* Start Material for this task *
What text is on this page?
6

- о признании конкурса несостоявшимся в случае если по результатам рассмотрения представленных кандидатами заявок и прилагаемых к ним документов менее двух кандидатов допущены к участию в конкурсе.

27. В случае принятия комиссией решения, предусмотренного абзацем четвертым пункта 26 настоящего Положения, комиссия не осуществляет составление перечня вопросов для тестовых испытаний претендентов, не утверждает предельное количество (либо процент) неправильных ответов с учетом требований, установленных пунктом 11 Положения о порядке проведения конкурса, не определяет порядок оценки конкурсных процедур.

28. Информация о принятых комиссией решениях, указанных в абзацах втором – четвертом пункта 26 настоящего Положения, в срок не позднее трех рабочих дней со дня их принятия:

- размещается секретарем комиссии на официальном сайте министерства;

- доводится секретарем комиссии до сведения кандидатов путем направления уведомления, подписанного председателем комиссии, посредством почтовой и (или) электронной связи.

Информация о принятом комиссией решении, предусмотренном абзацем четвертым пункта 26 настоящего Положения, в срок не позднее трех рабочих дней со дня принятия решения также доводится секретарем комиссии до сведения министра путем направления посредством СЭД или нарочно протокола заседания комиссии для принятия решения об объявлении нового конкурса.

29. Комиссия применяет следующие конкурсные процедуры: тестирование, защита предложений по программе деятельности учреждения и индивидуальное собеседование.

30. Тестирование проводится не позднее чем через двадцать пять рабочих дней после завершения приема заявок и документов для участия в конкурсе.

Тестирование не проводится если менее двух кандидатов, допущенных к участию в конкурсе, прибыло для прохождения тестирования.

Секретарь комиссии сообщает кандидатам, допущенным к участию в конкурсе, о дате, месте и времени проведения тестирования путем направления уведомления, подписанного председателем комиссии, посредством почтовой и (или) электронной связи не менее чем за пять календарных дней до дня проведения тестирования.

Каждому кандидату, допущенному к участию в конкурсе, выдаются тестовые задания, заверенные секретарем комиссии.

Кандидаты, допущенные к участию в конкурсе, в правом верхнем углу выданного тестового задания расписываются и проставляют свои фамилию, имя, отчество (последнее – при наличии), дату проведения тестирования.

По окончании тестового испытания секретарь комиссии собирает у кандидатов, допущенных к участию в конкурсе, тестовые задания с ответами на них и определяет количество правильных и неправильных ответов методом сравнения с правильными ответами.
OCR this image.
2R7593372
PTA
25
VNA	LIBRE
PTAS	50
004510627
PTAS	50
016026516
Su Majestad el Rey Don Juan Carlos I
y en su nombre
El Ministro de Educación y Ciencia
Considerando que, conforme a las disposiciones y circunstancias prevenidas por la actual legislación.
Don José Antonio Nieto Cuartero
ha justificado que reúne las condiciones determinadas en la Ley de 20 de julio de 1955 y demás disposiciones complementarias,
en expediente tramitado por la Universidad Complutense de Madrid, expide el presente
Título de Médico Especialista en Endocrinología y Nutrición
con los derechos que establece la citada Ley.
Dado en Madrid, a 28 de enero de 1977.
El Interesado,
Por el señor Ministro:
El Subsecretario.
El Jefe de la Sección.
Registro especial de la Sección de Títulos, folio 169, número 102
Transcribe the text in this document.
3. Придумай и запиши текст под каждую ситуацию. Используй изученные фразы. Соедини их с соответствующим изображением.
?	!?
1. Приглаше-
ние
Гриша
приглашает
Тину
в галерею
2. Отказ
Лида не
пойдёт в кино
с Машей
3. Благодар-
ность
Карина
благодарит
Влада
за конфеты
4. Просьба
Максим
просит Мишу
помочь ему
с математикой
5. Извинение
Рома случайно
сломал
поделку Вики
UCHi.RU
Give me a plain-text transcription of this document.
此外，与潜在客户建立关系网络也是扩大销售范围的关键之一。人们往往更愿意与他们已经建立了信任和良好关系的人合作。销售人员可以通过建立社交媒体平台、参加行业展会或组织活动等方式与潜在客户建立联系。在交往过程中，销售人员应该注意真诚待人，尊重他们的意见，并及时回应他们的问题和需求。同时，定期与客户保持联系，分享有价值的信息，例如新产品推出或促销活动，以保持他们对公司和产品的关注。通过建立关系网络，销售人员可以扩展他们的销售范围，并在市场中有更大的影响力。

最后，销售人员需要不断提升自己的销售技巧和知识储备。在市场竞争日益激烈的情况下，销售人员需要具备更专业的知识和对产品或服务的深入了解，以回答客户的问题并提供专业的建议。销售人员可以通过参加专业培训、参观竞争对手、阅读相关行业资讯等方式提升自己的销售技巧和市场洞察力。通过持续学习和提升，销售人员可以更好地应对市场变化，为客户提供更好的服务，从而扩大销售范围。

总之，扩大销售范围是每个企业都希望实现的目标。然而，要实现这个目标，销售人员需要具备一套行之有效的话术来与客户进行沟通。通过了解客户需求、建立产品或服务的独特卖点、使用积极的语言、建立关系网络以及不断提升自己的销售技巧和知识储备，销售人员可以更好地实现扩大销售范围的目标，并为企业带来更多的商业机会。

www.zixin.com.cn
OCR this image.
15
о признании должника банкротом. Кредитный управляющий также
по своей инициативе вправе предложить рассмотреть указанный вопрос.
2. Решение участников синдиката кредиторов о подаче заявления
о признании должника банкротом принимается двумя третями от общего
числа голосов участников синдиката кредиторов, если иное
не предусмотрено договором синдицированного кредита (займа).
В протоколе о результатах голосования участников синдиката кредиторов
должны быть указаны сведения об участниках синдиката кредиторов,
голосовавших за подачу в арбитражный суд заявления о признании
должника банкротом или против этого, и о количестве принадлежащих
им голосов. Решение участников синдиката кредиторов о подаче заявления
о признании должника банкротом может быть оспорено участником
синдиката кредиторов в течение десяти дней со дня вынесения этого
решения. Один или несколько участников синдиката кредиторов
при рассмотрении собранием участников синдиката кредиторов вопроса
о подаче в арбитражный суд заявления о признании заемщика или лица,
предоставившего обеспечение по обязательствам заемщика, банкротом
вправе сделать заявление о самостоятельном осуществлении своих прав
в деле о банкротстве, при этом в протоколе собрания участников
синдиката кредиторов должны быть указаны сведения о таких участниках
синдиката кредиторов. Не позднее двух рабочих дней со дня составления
* End Material for this task *
◆ **Exercise aim**
Check each line of the entries for the string "допущенных". Copy the lines that have it.

◆ **The output**
Тестирование не проводится если менее двух кандидатов, допущенных к участию в конкурсе, прибыло для прохождения тестирования.
По окончании тестового испытания секретарь комиссии собирает у кандидатов, допущенных к участию в конкурсе, тестовые задания с ответами на них и определяет количество правильных и неправильных ответов методом сравнения с правильными ответами.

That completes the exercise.